+++ TASK DATA +++

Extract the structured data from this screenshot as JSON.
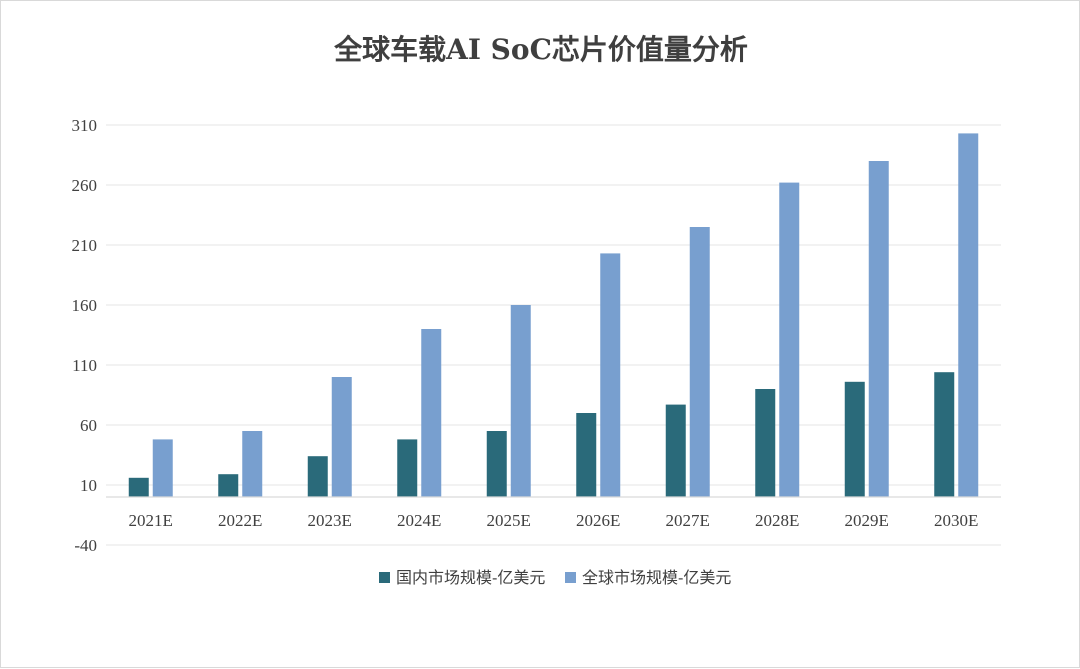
{
  "chart_data": {
    "type": "bar",
    "title": "全球车载AI SoC芯片价值量分析",
    "xlabel": "",
    "ylabel": "",
    "categories": [
      "2021E",
      "2022E",
      "2023E",
      "2024E",
      "2025E",
      "2026E",
      "2027E",
      "2028E",
      "2029E",
      "2030E"
    ],
    "series": [
      {
        "name": "国内市场规模-亿美元",
        "color": "#2a6a7a",
        "values": [
          16,
          19,
          34,
          48,
          55,
          70,
          77,
          90,
          96,
          104
        ]
      },
      {
        "name": "全球市场规模-亿美元",
        "color": "#789fcf",
        "values": [
          48,
          55,
          100,
          140,
          160,
          203,
          225,
          262,
          280,
          303
        ]
      }
    ],
    "yticks": [
      310,
      260,
      210,
      160,
      110,
      60,
      10,
      -40
    ],
    "ylim": [
      -40,
      310
    ],
    "category_axis_at": 0,
    "grid": true,
    "gridline_color": "#e6e6e6",
    "axis_line_color": "#d9d9d9",
    "legend_position": "bottom"
  }
}
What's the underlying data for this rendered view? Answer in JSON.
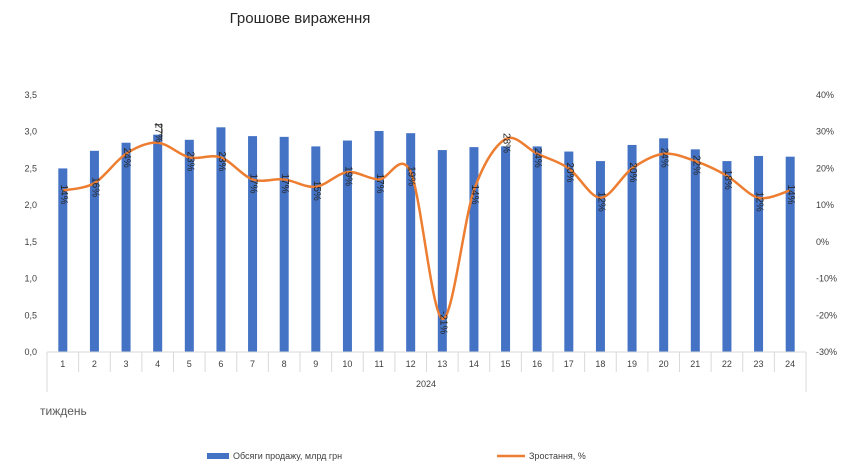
{
  "chart_data": {
    "type": "bar",
    "title": "Грошове вираження",
    "xlabel": "тиждень",
    "x_group_label": "2024",
    "categories": [
      "1",
      "2",
      "3",
      "4",
      "5",
      "6",
      "7",
      "8",
      "9",
      "10",
      "11",
      "12",
      "13",
      "14",
      "15",
      "16",
      "17",
      "18",
      "19",
      "20",
      "21",
      "22",
      "23",
      "24"
    ],
    "y_ticks": [
      "0,0",
      "0,5",
      "1,0",
      "1,5",
      "2,0",
      "2,5",
      "3,0",
      "3,5"
    ],
    "y2_ticks": [
      "-30%",
      "-20%",
      "-10%",
      "0%",
      "10%",
      "20%",
      "30%",
      "40%"
    ],
    "ylim": [
      0,
      3.5
    ],
    "y2lim": [
      -30,
      40
    ],
    "series": [
      {
        "name": "Обсяги продажу, млрд грн",
        "type": "bar",
        "axis": "left",
        "color": "#4472C4",
        "values": [
          2.5,
          2.74,
          2.85,
          2.96,
          2.89,
          3.06,
          2.94,
          2.93,
          2.8,
          2.88,
          3.01,
          2.98,
          2.75,
          2.79,
          2.8,
          2.8,
          2.73,
          2.6,
          2.82,
          2.91,
          2.76,
          2.6,
          2.67,
          2.66
        ]
      },
      {
        "name": "Зростання, %",
        "type": "line",
        "axis": "right",
        "color": "#ED7D31",
        "values": [
          14,
          16,
          24,
          27,
          23,
          23,
          17,
          17,
          15,
          19,
          17,
          19,
          -21,
          14,
          28,
          24,
          20,
          12,
          20,
          24,
          22,
          18,
          12,
          14
        ],
        "labels": [
          "14%",
          "16%",
          "24%",
          "27%",
          "23%",
          "23%",
          "17%",
          "17%",
          "15%",
          "19%",
          "17%",
          "19%",
          "-21%",
          "14%",
          "28%",
          "24%",
          "20%",
          "12%",
          "20%",
          "24%",
          "22%",
          "18%",
          "12%",
          "14%"
        ]
      }
    ],
    "grid": false,
    "legend_position": "bottom"
  }
}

+++

YOUR GOAL —
Reproduce the material word for word, minus the images.

COMPLETE OUTPUT —
Extract the structured data from this screenshot as JSON.
{
  "chart_data": {
    "type": "bar",
    "title": "全球车载AI SoC芯片价值量分析",
    "xlabel": "",
    "ylabel": "",
    "categories": [
      "2021E",
      "2022E",
      "2023E",
      "2024E",
      "2025E",
      "2026E",
      "2027E",
      "2028E",
      "2029E",
      "2030E"
    ],
    "series": [
      {
        "name": "国内市场规模-亿美元",
        "color": "#2a6a7a",
        "values": [
          16,
          19,
          34,
          48,
          55,
          70,
          77,
          90,
          96,
          104
        ]
      },
      {
        "name": "全球市场规模-亿美元",
        "color": "#789fcf",
        "values": [
          48,
          55,
          100,
          140,
          160,
          203,
          225,
          262,
          280,
          303
        ]
      }
    ],
    "yticks": [
      310,
      260,
      210,
      160,
      110,
      60,
      10,
      -40
    ],
    "ylim": [
      -40,
      310
    ],
    "category_axis_at": 0,
    "grid": true,
    "gridline_color": "#e6e6e6",
    "axis_line_color": "#d9d9d9",
    "legend_position": "bottom"
  }
}
What's the underlying data for this rendered view? Answer in JSON.
{
  "chart_data": {
    "type": "bar",
    "title": "Грошове вираження",
    "xlabel": "тиждень",
    "x_group_label": "2024",
    "categories": [
      "1",
      "2",
      "3",
      "4",
      "5",
      "6",
      "7",
      "8",
      "9",
      "10",
      "11",
      "12",
      "13",
      "14",
      "15",
      "16",
      "17",
      "18",
      "19",
      "20",
      "21",
      "22",
      "23",
      "24"
    ],
    "y_ticks": [
      "0,0",
      "0,5",
      "1,0",
      "1,5",
      "2,0",
      "2,5",
      "3,0",
      "3,5"
    ],
    "y2_ticks": [
      "-30%",
      "-20%",
      "-10%",
      "0%",
      "10%",
      "20%",
      "30%",
      "40%"
    ],
    "ylim": [
      0,
      3.5
    ],
    "y2lim": [
      -30,
      40
    ],
    "series": [
      {
        "name": "Обсяги продажу, млрд грн",
        "type": "bar",
        "axis": "left",
        "color": "#4472C4",
        "values": [
          2.5,
          2.74,
          2.85,
          2.96,
          2.89,
          3.06,
          2.94,
          2.93,
          2.8,
          2.88,
          3.01,
          2.98,
          2.75,
          2.79,
          2.8,
          2.8,
          2.73,
          2.6,
          2.82,
          2.91,
          2.76,
          2.6,
          2.67,
          2.66
        ]
      },
      {
        "name": "Зростання, %",
        "type": "line",
        "axis": "right",
        "color": "#ED7D31",
        "values": [
          14,
          16,
          24,
          27,
          23,
          23,
          17,
          17,
          15,
          19,
          17,
          19,
          -21,
          14,
          28,
          24,
          20,
          12,
          20,
          24,
          22,
          18,
          12,
          14
        ],
        "labels": [
          "14%",
          "16%",
          "24%",
          "27%",
          "23%",
          "23%",
          "17%",
          "17%",
          "15%",
          "19%",
          "17%",
          "19%",
          "-21%",
          "14%",
          "28%",
          "24%",
          "20%",
          "12%",
          "20%",
          "24%",
          "22%",
          "18%",
          "12%",
          "14%"
        ]
      }
    ],
    "grid": false,
    "legend_position": "bottom"
  }
}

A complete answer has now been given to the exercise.